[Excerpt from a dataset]
-- begin --

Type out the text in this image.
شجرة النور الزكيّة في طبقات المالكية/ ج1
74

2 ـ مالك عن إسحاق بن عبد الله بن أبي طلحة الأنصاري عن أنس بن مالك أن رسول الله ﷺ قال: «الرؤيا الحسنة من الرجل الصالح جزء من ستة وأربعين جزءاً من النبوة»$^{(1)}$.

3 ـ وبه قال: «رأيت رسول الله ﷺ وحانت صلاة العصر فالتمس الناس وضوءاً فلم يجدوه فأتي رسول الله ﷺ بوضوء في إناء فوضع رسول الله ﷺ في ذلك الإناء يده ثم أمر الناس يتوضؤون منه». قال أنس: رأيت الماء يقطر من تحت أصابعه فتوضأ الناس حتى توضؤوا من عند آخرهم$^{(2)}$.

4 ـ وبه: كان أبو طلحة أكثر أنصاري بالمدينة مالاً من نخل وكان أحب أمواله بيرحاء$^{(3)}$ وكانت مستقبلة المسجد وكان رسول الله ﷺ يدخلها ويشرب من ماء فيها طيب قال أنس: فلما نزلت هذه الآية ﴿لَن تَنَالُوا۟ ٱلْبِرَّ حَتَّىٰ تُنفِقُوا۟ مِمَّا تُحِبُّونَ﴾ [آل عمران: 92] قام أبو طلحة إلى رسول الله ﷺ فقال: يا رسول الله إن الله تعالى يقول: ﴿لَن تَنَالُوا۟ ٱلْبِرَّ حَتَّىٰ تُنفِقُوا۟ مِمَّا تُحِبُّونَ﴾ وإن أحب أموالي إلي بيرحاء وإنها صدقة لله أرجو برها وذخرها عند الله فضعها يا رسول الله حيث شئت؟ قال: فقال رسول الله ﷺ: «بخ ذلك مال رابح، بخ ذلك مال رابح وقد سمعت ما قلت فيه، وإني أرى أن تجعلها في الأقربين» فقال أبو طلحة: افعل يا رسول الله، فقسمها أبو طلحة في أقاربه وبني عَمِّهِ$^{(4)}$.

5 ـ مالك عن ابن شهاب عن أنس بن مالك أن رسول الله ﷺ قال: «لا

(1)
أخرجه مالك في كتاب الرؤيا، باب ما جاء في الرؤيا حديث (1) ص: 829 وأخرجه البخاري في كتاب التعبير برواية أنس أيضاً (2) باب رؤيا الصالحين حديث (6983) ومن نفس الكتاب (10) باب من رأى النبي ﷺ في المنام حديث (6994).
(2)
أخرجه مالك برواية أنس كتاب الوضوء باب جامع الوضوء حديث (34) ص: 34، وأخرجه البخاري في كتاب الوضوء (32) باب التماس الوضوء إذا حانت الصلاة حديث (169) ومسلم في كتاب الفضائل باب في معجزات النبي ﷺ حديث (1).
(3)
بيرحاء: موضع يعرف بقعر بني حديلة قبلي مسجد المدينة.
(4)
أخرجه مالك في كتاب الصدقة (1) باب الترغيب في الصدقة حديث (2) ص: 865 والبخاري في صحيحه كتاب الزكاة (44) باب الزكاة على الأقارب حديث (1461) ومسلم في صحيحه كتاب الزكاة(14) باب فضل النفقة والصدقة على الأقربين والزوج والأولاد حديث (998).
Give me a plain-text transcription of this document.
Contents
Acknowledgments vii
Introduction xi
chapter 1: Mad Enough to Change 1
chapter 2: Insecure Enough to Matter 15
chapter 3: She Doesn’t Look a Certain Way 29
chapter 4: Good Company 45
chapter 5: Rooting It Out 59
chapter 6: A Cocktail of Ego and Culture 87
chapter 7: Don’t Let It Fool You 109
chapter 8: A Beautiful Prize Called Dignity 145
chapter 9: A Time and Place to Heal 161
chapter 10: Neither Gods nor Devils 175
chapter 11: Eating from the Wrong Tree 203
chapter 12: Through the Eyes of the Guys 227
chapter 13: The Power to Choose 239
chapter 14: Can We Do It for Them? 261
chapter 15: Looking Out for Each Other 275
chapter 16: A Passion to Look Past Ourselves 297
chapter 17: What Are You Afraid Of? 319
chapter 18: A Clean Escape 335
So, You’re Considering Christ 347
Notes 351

-- end --

# Written request:
Give all the records again. Match them exactly.

# Task result:
Type out the text in this image.
شجرة النور الزكيّة في طبقات المالكية/ ج1
74

2 ـ مالك عن إسحاق بن عبد الله بن أبي طلحة الأنصاري عن أنس بن مالك أن رسول الله ﷺ قال: «الرؤيا الحسنة من الرجل الصالح جزء من ستة وأربعين جزءاً من النبوة»$^{(1)}$.

3 ـ وبه قال: «رأيت رسول الله ﷺ وحانت صلاة العصر فالتمس الناس وضوءاً فلم يجدوه فأتي رسول الله ﷺ بوضوء في إناء فوضع رسول الله ﷺ في ذلك الإناء يده ثم أمر الناس يتوضؤون منه». قال أنس: رأيت الماء يقطر من تحت أصابعه فتوضأ الناس حتى توضؤوا من عند آخرهم$^{(2)}$.

4 ـ وبه: كان أبو طلحة أكثر أنصاري بالمدينة مالاً من نخل وكان أحب أمواله بيرحاء$^{(3)}$ وكانت مستقبلة المسجد وكان رسول الله ﷺ يدخلها ويشرب من ماء فيها طيب قال أنس: فلما نزلت هذه الآية ﴿لَن تَنَالُوا۟ ٱلْبِرَّ حَتَّىٰ تُنفِقُوا۟ مِمَّا تُحِبُّونَ﴾ [آل عمران: 92] قام أبو طلحة إلى رسول الله ﷺ فقال: يا رسول الله إن الله تعالى يقول: ﴿لَن تَنَالُوا۟ ٱلْبِرَّ حَتَّىٰ تُنفِقُوا۟ مِمَّا تُحِبُّونَ﴾ وإن أحب أموالي إلي بيرحاء وإنها صدقة لله أرجو برها وذخرها عند الله فضعها يا رسول الله حيث شئت؟ قال: فقال رسول الله ﷺ: «بخ ذلك مال رابح، بخ ذلك مال رابح وقد سمعت ما قلت فيه، وإني أرى أن تجعلها في الأقربين» فقال أبو طلحة: افعل يا رسول الله، فقسمها أبو طلحة في أقاربه وبني عَمِّهِ$^{(4)}$.

5 ـ مالك عن ابن شهاب عن أنس بن مالك أن رسول الله ﷺ قال: «لا

(1)
أخرجه مالك في كتاب الرؤيا، باب ما جاء في الرؤيا حديث (1) ص: 829 وأخرجه البخاري في كتاب التعبير برواية أنس أيضاً (2) باب رؤيا الصالحين حديث (6983) ومن نفس الكتاب (10) باب من رأى النبي ﷺ في المنام حديث (6994).
(2)
أخرجه مالك برواية أنس كتاب الوضوء باب جامع الوضوء حديث (34) ص: 34، وأخرجه البخاري في كتاب الوضوء (32) باب التماس الوضوء إذا حانت الصلاة حديث (169) ومسلم في كتاب الفضائل باب في معجزات النبي ﷺ حديث (1).
(3)
بيرحاء: موضع يعرف بقعر بني حديلة قبلي مسجد المدينة.
(4)
أخرجه مالك في كتاب الصدقة (1) باب الترغيب في الصدقة حديث (2) ص: 865 والبخاري في صحيحه كتاب الزكاة (44) باب الزكاة على الأقارب حديث (1461) ومسلم في صحيحه كتاب الزكاة(14) باب فضل النفقة والصدقة على الأقربين والزوج والأولاد حديث (998).
Give me a plain-text transcription of this document.
Contents
Acknowledgments vii
Introduction xi
chapter 1: Mad Enough to Change 1
chapter 2: Insecure Enough to Matter 15
chapter 3: She Doesn’t Look a Certain Way 29
chapter 4: Good Company 45
chapter 5: Rooting It Out 59
chapter 6: A Cocktail of Ego and Culture 87
chapter 7: Don’t Let It Fool You 109
chapter 8: A Beautiful Prize Called Dignity 145
chapter 9: A Time and Place to Heal 161
chapter 10: Neither Gods nor Devils 175
chapter 11: Eating from the Wrong Tree 203
chapter 12: Through the Eyes of the Guys 227
chapter 13: The Power to Choose 239
chapter 14: Can We Do It for Them? 261
chapter 15: Looking Out for Each Other 275
chapter 16: A Passion to Look Past Ourselves 297
chapter 17: What Are You Afraid Of? 319
chapter 18: A Clean Escape 335
So, You’re Considering Christ 347
Notes 351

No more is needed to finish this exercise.